Your objective: Exactly reproduce each line of the listing that follows.

--- start Records shown ---

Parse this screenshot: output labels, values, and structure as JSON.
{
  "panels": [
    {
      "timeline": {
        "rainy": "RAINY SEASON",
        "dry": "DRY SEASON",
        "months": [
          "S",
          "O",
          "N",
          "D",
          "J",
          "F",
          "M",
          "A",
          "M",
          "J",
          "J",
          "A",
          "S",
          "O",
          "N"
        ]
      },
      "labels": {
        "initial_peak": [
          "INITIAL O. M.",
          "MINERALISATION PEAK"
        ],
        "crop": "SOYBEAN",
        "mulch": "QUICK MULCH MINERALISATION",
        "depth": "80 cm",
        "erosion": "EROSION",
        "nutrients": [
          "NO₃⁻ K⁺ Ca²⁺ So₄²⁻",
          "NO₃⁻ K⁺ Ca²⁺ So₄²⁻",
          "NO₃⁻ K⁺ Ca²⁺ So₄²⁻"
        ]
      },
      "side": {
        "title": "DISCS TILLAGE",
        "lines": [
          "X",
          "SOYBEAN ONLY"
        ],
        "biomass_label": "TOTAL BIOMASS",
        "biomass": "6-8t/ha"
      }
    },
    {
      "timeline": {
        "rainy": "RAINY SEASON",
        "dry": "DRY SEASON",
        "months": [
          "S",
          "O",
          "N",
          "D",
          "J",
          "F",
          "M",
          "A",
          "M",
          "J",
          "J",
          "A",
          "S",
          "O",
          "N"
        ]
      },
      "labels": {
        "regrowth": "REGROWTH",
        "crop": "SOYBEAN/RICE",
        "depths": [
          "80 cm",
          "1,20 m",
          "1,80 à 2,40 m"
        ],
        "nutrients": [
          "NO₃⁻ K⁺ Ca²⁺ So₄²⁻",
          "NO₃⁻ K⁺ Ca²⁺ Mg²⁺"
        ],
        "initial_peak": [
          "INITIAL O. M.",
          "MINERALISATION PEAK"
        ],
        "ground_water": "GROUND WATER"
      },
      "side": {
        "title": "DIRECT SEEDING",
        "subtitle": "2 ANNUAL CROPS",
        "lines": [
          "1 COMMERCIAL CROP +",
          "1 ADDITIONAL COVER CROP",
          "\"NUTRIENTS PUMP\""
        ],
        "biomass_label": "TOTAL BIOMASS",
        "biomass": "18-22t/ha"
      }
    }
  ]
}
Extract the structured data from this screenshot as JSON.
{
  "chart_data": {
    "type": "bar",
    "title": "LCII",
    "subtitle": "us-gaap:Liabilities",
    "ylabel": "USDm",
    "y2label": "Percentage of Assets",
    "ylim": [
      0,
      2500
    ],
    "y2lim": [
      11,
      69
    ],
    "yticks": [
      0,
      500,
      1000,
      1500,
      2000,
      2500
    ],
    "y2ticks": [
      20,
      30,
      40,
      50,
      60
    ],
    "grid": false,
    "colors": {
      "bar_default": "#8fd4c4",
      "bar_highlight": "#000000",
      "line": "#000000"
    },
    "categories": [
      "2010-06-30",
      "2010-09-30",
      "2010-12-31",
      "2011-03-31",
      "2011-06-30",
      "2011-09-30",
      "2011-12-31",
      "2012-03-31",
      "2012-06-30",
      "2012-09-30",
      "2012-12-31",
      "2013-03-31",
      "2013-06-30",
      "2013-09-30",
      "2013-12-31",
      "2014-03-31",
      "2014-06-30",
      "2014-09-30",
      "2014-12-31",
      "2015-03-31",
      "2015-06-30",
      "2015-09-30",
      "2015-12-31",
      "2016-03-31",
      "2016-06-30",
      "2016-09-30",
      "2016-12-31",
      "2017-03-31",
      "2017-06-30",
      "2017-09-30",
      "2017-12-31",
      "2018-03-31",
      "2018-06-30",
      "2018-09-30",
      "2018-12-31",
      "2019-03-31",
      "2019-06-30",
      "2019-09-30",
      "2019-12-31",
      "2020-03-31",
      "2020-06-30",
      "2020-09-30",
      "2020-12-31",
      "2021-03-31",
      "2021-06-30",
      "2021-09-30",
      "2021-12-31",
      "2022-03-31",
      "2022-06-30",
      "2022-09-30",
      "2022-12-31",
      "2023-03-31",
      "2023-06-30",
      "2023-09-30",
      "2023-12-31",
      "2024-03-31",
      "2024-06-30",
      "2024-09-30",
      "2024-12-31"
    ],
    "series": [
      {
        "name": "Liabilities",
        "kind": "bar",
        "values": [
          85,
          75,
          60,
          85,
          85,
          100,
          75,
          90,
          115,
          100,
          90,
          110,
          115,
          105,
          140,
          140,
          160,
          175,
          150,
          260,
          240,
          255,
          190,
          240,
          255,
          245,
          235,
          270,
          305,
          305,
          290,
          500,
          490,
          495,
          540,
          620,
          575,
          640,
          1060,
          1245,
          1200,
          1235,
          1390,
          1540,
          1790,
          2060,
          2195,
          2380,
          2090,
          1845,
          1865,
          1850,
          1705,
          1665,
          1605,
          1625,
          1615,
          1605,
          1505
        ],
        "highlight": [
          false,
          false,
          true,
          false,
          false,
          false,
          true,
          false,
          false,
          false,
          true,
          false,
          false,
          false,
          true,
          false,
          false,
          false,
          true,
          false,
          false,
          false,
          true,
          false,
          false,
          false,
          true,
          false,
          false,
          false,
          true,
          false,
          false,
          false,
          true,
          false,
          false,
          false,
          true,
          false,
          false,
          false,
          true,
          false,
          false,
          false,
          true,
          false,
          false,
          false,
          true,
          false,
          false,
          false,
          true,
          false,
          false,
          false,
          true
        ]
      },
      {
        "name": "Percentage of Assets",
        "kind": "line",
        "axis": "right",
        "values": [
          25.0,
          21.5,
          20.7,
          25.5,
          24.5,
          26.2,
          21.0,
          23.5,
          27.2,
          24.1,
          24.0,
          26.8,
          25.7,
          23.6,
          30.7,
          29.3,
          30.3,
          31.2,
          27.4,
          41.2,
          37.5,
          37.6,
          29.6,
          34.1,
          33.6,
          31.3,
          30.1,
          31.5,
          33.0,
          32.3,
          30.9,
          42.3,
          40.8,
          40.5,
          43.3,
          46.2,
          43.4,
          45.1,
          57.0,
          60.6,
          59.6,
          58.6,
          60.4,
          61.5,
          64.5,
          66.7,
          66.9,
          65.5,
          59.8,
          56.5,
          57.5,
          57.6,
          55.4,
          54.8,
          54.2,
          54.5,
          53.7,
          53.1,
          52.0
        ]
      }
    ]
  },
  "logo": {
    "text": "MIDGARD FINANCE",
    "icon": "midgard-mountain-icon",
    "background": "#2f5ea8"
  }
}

--- end Records shown ---

In response:
Parse this screenshot: output labels, values, and structure as JSON.
{
  "panels": [
    {
      "timeline": {
        "rainy": "RAINY SEASON",
        "dry": "DRY SEASON",
        "months": [
          "S",
          "O",
          "N",
          "D",
          "J",
          "F",
          "M",
          "A",
          "M",
          "J",
          "J",
          "A",
          "S",
          "O",
          "N"
        ]
      },
      "labels": {
        "initial_peak": [
          "INITIAL O. M.",
          "MINERALISATION PEAK"
        ],
        "crop": "SOYBEAN",
        "mulch": "QUICK MULCH MINERALISATION",
        "depth": "80 cm",
        "erosion": "EROSION",
        "nutrients": [
          "NO₃⁻ K⁺ Ca²⁺ So₄²⁻",
          "NO₃⁻ K⁺ Ca²⁺ So₄²⁻",
          "NO₃⁻ K⁺ Ca²⁺ So₄²⁻"
        ]
      },
      "side": {
        "title": "DISCS TILLAGE",
        "lines": [
          "X",
          "SOYBEAN ONLY"
        ],
        "biomass_label": "TOTAL BIOMASS",
        "biomass": "6-8t/ha"
      }
    },
    {
      "timeline": {
        "rainy": "RAINY SEASON",
        "dry": "DRY SEASON",
        "months": [
          "S",
          "O",
          "N",
          "D",
          "J",
          "F",
          "M",
          "A",
          "M",
          "J",
          "J",
          "A",
          "S",
          "O",
          "N"
        ]
      },
      "labels": {
        "regrowth": "REGROWTH",
        "crop": "SOYBEAN/RICE",
        "depths": [
          "80 cm",
          "1,20 m",
          "1,80 à 2,40 m"
        ],
        "nutrients": [
          "NO₃⁻ K⁺ Ca²⁺ So₄²⁻",
          "NO₃⁻ K⁺ Ca²⁺ Mg²⁺"
        ],
        "initial_peak": [
          "INITIAL O. M.",
          "MINERALISATION PEAK"
        ],
        "ground_water": "GROUND WATER"
      },
      "side": {
        "title": "DIRECT SEEDING",
        "subtitle": "2 ANNUAL CROPS",
        "lines": [
          "1 COMMERCIAL CROP +",
          "1 ADDITIONAL COVER CROP",
          "\"NUTRIENTS PUMP\""
        ],
        "biomass_label": "TOTAL BIOMASS",
        "biomass": "18-22t/ha"
      }
    }
  ]
}
Extract the structured data from this screenshot as JSON.
{
  "chart_data": {
    "type": "bar",
    "title": "LCII",
    "subtitle": "us-gaap:Liabilities",
    "ylabel": "USDm",
    "y2label": "Percentage of Assets",
    "ylim": [
      0,
      2500
    ],
    "y2lim": [
      11,
      69
    ],
    "yticks": [
      0,
      500,
      1000,
      1500,
      2000,
      2500
    ],
    "y2ticks": [
      20,
      30,
      40,
      50,
      60
    ],
    "grid": false,
    "colors": {
      "bar_default": "#8fd4c4",
      "bar_highlight": "#000000",
      "line": "#000000"
    },
    "categories": [
      "2010-06-30",
      "2010-09-30",
      "2010-12-31",
      "2011-03-31",
      "2011-06-30",
      "2011-09-30",
      "2011-12-31",
      "2012-03-31",
      "2012-06-30",
      "2012-09-30",
      "2012-12-31",
      "2013-03-31",
      "2013-06-30",
      "2013-09-30",
      "2013-12-31",
      "2014-03-31",
      "2014-06-30",
      "2014-09-30",
      "2014-12-31",
      "2015-03-31",
      "2015-06-30",
      "2015-09-30",
      "2015-12-31",
      "2016-03-31",
      "2016-06-30",
      "2016-09-30",
      "2016-12-31",
      "2017-03-31",
      "2017-06-30",
      "2017-09-30",
      "2017-12-31",
      "2018-03-31",
      "2018-06-30",
      "2018-09-30",
      "2018-12-31",
      "2019-03-31",
      "2019-06-30",
      "2019-09-30",
      "2019-12-31",
      "2020-03-31",
      "2020-06-30",
      "2020-09-30",
      "2020-12-31",
      "2021-03-31",
      "2021-06-30",
      "2021-09-30",
      "2021-12-31",
      "2022-03-31",
      "2022-06-30",
      "2022-09-30",
      "2022-12-31",
      "2023-03-31",
      "2023-06-30",
      "2023-09-30",
      "2023-12-31",
      "2024-03-31",
      "2024-06-30",
      "2024-09-30",
      "2024-12-31"
    ],
    "series": [
      {
        "name": "Liabilities",
        "kind": "bar",
        "values": [
          85,
          75,
          60,
          85,
          85,
          100,
          75,
          90,
          115,
          100,
          90,
          110,
          115,
          105,
          140,
          140,
          160,
          175,
          150,
          260,
          240,
          255,
          190,
          240,
          255,
          245,
          235,
          270,
          305,
          305,
          290,
          500,
          490,
          495,
          540,
          620,
          575,
          640,
          1060,
          1245,
          1200,
          1235,
          1390,
          1540,
          1790,
          2060,
          2195,
          2380,
          2090,
          1845,
          1865,
          1850,
          1705,
          1665,
          1605,
          1625,
          1615,
          1605,
          1505
        ],
        "highlight": [
          false,
          false,
          true,
          false,
          false,
          false,
          true,
          false,
          false,
          false,
          true,
          false,
          false,
          false,
          true,
          false,
          false,
          false,
          true,
          false,
          false,
          false,
          true,
          false,
          false,
          false,
          true,
          false,
          false,
          false,
          true,
          false,
          false,
          false,
          true,
          false,
          false,
          false,
          true,
          false,
          false,
          false,
          true,
          false,
          false,
          false,
          true,
          false,
          false,
          false,
          true,
          false,
          false,
          false,
          true,
          false,
          false,
          false,
          true
        ]
      },
      {
        "name": "Percentage of Assets",
        "kind": "line",
        "axis": "right",
        "values": [
          25.0,
          21.5,
          20.7,
          25.5,
          24.5,
          26.2,
          21.0,
          23.5,
          27.2,
          24.1,
          24.0,
          26.8,
          25.7,
          23.6,
          30.7,
          29.3,
          30.3,
          31.2,
          27.4,
          41.2,
          37.5,
          37.6,
          29.6,
          34.1,
          33.6,
          31.3,
          30.1,
          31.5,
          33.0,
          32.3,
          30.9,
          42.3,
          40.8,
          40.5,
          43.3,
          46.2,
          43.4,
          45.1,
          57.0,
          60.6,
          59.6,
          58.6,
          60.4,
          61.5,
          64.5,
          66.7,
          66.9,
          65.5,
          59.8,
          56.5,
          57.5,
          57.6,
          55.4,
          54.8,
          54.2,
          54.5,
          53.7,
          53.1,
          52.0
        ]
      }
    ]
  },
  "logo": {
    "text": "MIDGARD FINANCE",
    "icon": "midgard-mountain-icon",
    "background": "#2f5ea8"
  }
}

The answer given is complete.